### What needs to be done
If a line in the data holds the string "computers", list it.

Dataset records

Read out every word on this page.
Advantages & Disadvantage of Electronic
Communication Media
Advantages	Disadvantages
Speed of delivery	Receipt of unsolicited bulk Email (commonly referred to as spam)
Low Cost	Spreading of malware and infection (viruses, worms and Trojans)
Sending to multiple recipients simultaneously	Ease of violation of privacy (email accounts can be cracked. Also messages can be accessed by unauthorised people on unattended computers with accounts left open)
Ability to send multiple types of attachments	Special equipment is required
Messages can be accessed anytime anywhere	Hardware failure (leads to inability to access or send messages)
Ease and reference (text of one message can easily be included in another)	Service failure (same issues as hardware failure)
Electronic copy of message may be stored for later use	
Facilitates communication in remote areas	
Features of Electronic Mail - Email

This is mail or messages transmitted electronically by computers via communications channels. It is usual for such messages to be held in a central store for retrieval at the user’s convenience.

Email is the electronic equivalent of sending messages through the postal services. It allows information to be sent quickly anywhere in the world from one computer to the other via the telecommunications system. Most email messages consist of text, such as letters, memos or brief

### Answer to the exercise
Sending to multiple recipients simultaneously	Ease of violation of privacy (email accounts can be cracked. Also messages can be accessed by unauthorised people on unattended computers with accounts left open)
This is mail or messages transmitted electronically by computers via communications channels. It is usual for such messages to be held in a central store for retrieval at the user’s convenience.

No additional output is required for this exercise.